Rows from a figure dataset
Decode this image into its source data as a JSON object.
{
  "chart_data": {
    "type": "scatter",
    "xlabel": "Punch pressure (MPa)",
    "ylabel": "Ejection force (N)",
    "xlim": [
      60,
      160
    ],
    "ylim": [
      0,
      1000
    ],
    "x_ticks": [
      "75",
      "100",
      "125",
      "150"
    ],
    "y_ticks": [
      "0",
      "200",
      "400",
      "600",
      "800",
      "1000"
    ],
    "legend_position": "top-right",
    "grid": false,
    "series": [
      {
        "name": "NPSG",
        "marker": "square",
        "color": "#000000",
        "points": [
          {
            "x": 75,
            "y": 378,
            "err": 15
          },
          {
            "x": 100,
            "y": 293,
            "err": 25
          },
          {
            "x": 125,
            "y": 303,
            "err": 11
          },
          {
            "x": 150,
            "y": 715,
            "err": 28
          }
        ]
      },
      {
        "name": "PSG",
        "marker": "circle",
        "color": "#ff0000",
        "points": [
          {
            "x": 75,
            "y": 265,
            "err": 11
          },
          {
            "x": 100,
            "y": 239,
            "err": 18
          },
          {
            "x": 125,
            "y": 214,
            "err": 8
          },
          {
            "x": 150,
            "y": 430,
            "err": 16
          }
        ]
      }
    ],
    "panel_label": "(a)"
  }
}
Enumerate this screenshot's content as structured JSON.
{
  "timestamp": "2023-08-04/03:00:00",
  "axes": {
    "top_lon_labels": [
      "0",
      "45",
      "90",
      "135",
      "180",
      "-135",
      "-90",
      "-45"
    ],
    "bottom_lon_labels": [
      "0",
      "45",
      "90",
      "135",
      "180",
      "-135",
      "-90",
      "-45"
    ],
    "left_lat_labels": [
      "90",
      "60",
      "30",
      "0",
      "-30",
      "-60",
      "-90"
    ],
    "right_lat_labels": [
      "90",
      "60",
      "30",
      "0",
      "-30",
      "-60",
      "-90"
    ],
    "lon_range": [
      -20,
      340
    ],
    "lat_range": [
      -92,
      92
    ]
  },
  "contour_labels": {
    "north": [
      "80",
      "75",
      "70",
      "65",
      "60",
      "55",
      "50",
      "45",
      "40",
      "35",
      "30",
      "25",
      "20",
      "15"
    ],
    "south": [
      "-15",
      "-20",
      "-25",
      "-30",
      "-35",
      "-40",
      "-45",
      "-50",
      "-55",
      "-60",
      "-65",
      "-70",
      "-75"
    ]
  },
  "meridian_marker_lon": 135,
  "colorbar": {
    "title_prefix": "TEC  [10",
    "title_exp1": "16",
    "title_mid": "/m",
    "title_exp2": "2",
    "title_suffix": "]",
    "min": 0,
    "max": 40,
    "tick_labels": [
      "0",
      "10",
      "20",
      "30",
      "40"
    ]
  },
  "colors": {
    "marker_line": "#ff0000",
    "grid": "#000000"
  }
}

▶ Stated task: Pull out every line in the data above that has the word "JSON".

▶ Completed exercise:
Decode this image into its source data as a JSON object.
Enumerate this screenshot's content as structured JSON.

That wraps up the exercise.